Task requirements:
Copy every line in which the string "DSHS" occurs.

Supplied records:

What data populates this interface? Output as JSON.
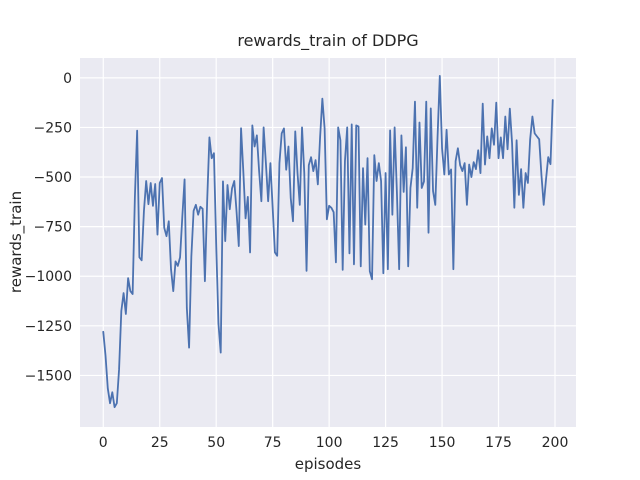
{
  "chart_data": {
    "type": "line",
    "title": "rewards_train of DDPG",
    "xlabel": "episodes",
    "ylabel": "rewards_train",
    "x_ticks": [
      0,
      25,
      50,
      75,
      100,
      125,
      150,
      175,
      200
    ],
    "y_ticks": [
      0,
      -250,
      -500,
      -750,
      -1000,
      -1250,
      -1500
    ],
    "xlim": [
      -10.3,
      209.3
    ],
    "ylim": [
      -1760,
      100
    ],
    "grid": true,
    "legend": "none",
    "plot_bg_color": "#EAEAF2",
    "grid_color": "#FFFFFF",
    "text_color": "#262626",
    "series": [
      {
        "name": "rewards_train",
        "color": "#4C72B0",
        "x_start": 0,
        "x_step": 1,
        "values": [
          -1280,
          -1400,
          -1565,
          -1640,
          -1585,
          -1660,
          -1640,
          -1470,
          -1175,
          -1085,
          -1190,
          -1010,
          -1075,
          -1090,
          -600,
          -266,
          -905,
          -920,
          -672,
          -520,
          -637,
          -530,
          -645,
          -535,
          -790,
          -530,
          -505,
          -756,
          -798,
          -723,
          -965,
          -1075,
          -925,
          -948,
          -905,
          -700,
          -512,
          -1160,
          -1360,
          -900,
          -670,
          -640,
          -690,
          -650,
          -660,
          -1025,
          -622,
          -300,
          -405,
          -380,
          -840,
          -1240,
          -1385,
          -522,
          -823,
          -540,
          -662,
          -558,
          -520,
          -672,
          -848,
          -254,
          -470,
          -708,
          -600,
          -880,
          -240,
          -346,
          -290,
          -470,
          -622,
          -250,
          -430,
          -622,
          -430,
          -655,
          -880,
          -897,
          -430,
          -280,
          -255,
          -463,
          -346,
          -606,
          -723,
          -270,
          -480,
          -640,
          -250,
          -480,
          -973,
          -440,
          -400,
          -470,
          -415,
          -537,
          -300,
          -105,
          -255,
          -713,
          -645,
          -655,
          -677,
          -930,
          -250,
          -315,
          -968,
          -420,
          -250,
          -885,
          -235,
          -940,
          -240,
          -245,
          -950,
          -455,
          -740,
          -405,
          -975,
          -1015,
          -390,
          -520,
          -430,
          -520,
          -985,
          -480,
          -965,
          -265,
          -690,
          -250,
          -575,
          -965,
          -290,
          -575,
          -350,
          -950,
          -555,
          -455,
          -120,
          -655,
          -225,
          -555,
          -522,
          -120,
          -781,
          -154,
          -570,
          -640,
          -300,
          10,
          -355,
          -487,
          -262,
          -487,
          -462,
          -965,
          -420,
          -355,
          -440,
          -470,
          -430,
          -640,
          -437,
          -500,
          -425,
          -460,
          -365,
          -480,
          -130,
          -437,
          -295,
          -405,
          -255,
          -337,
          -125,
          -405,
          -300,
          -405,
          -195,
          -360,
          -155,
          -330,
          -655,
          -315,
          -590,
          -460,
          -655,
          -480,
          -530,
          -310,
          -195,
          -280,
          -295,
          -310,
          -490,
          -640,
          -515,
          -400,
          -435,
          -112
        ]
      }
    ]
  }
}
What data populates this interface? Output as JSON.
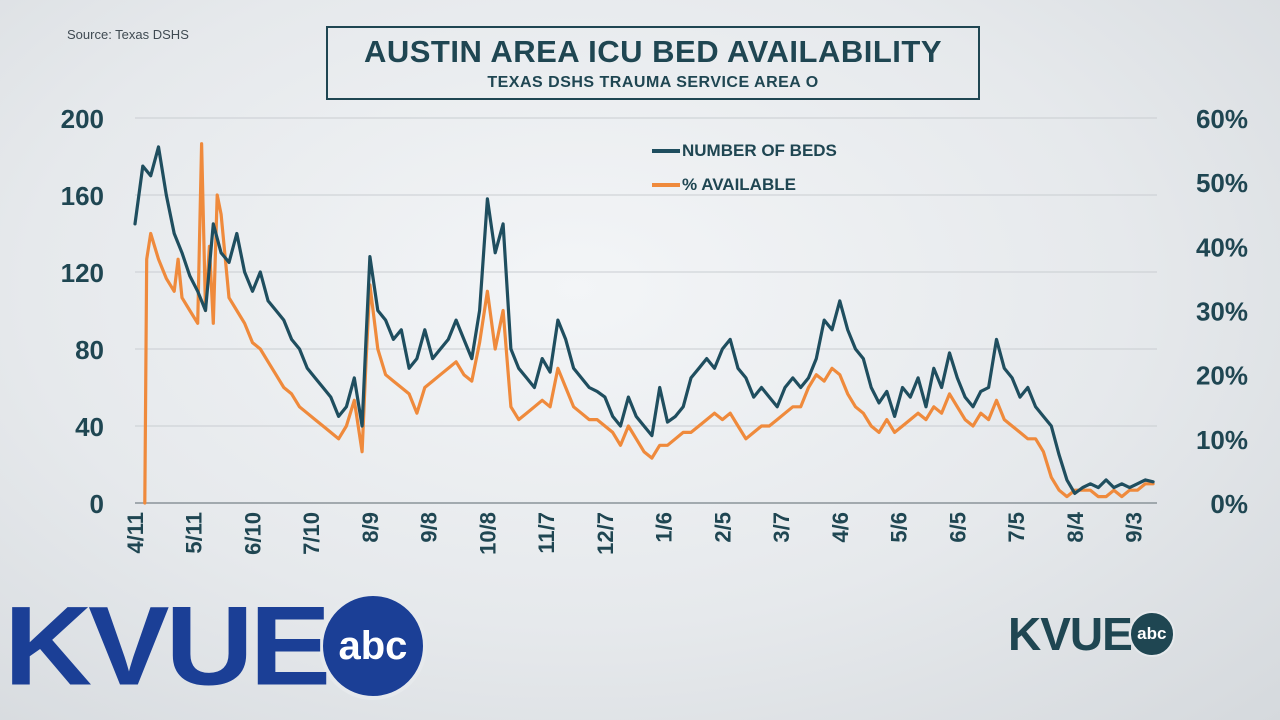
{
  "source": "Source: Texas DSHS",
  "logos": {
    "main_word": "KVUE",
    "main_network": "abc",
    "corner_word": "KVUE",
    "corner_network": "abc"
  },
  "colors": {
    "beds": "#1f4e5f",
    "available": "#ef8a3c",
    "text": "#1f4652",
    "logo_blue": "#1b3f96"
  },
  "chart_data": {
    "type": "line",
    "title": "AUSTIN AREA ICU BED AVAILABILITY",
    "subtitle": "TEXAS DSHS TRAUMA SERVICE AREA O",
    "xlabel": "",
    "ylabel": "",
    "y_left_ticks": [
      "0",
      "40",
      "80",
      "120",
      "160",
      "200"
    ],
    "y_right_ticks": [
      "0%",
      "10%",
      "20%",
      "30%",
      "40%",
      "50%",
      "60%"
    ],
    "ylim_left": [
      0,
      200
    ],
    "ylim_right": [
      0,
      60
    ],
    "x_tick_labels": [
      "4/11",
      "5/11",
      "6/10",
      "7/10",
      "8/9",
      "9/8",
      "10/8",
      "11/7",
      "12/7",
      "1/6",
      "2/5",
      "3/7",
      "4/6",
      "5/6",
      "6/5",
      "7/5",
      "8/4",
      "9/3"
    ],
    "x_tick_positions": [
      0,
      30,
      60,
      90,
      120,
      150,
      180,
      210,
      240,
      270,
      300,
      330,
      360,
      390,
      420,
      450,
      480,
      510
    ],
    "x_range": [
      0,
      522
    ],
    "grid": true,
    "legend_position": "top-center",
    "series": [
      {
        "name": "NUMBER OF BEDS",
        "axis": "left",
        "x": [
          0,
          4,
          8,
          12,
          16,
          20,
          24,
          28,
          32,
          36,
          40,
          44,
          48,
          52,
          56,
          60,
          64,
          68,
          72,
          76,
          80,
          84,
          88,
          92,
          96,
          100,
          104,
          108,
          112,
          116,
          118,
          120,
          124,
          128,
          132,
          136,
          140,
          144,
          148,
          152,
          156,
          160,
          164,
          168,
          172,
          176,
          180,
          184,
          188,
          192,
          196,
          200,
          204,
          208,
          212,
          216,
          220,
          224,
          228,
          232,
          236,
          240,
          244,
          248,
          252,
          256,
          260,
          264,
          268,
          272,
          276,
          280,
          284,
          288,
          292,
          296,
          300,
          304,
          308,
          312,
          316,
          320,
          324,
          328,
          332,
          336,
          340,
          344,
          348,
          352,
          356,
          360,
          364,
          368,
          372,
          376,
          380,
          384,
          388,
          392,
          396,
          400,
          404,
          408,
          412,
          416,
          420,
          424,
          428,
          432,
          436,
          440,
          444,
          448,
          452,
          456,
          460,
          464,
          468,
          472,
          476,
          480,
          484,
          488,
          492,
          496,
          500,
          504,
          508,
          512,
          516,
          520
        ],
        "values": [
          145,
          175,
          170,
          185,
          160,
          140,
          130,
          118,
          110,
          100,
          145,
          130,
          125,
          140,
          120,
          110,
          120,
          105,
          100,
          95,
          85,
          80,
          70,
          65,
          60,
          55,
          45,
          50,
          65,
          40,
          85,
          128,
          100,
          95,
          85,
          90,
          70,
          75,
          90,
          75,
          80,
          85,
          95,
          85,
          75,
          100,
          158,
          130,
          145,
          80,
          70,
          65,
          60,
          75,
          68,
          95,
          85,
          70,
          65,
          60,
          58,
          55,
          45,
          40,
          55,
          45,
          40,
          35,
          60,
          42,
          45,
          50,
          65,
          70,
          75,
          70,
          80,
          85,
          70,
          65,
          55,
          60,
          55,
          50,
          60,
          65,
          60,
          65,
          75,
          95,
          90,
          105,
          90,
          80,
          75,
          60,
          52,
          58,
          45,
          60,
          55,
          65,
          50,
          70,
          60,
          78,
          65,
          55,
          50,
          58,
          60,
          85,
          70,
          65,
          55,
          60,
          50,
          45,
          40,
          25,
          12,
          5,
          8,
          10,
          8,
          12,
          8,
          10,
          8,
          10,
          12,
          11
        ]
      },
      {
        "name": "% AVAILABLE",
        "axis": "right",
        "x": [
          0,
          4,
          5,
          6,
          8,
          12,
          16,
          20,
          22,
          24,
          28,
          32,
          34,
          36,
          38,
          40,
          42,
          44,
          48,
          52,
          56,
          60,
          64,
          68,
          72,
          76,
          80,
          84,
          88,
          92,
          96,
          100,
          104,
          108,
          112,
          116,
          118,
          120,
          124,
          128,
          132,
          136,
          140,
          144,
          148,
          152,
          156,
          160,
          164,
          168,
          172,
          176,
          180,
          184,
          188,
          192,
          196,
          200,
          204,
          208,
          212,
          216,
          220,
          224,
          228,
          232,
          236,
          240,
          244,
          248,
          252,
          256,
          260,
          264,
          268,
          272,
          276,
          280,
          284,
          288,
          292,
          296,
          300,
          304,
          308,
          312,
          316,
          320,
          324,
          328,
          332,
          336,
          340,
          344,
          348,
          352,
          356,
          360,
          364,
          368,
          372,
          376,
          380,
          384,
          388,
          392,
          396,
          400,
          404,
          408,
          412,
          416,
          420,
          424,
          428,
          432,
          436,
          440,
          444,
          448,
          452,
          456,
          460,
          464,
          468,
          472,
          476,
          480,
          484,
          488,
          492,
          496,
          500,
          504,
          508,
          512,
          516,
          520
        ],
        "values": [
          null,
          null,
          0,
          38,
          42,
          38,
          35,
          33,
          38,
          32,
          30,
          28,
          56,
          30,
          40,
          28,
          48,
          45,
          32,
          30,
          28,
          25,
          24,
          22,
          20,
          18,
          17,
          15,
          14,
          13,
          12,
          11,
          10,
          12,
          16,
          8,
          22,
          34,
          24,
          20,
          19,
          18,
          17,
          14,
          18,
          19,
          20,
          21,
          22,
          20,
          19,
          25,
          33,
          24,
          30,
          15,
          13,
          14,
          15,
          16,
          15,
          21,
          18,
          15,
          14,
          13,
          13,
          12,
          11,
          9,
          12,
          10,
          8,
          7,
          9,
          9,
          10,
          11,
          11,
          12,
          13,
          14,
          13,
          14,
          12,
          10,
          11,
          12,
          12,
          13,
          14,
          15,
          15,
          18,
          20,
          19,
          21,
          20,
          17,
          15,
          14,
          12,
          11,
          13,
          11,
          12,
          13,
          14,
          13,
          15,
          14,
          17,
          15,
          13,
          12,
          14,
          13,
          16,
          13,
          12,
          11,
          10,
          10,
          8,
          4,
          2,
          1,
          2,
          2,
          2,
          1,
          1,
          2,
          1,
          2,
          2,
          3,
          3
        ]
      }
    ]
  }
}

Solution to the exercise:
  "source": "Source: Texas DSHS",
    "subtitle": "TEXAS DSHS TRAUMA SERVICE AREA O",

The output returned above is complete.